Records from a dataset
────

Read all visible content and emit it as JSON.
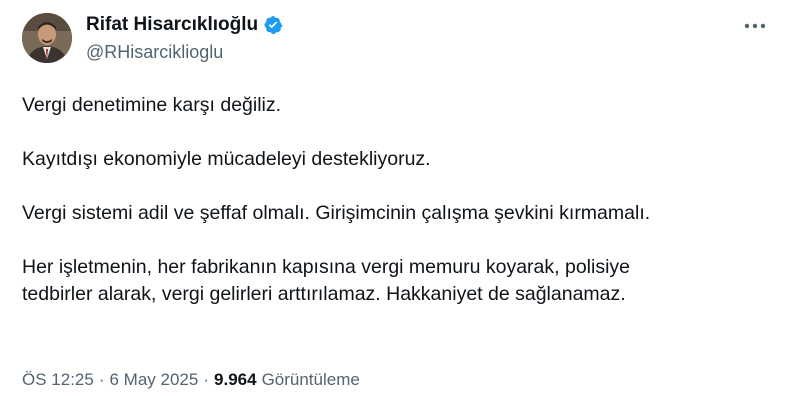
{
  "author": {
    "name": "Rifat Hisarcıklıoğlu",
    "handle": "@RHisarciklioglu",
    "verified_color": "#1d9bf0"
  },
  "menu": {
    "icon": "more-horizontal-icon"
  },
  "paragraphs": [
    "Vergi denetimine karşı değiliz.",
    "Kayıtdışı ekonomiyle mücadeleyi destekliyoruz.",
    "Vergi sistemi adil ve şeffaf olmalı. Girişimcinin çalışma şevkini kırmamalı.",
    "Her işletmenin, her fabrikanın kapısına vergi memuru koyarak, polisiye\ntedbirler alarak, vergi gelirleri arttırılamaz. Hakkaniyet de sağlanamaz."
  ],
  "meta": {
    "time": "ÖS 12:25",
    "separator": "·",
    "date": "6 May 2025",
    "views_count": "9.964",
    "views_label": "Görüntüleme"
  }
}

────

Brief
Print all entries exactly. The images do not belong in the copy.

The reply
Read all visible content and emit it as JSON.
{
  "author": {
    "name": "Rifat Hisarcıklıoğlu",
    "handle": "@RHisarciklioglu",
    "verified_color": "#1d9bf0"
  },
  "menu": {
    "icon": "more-horizontal-icon"
  },
  "paragraphs": [
    "Vergi denetimine karşı değiliz.",
    "Kayıtdışı ekonomiyle mücadeleyi destekliyoruz.",
    "Vergi sistemi adil ve şeffaf olmalı. Girişimcinin çalışma şevkini kırmamalı.",
    "Her işletmenin, her fabrikanın kapısına vergi memuru koyarak, polisiye\ntedbirler alarak, vergi gelirleri arttırılamaz. Hakkaniyet de sağlanamaz."
  ],
  "meta": {
    "time": "ÖS 12:25",
    "separator": "·",
    "date": "6 May 2025",
    "views_count": "9.964",
    "views_label": "Görüntüleme"
  }
}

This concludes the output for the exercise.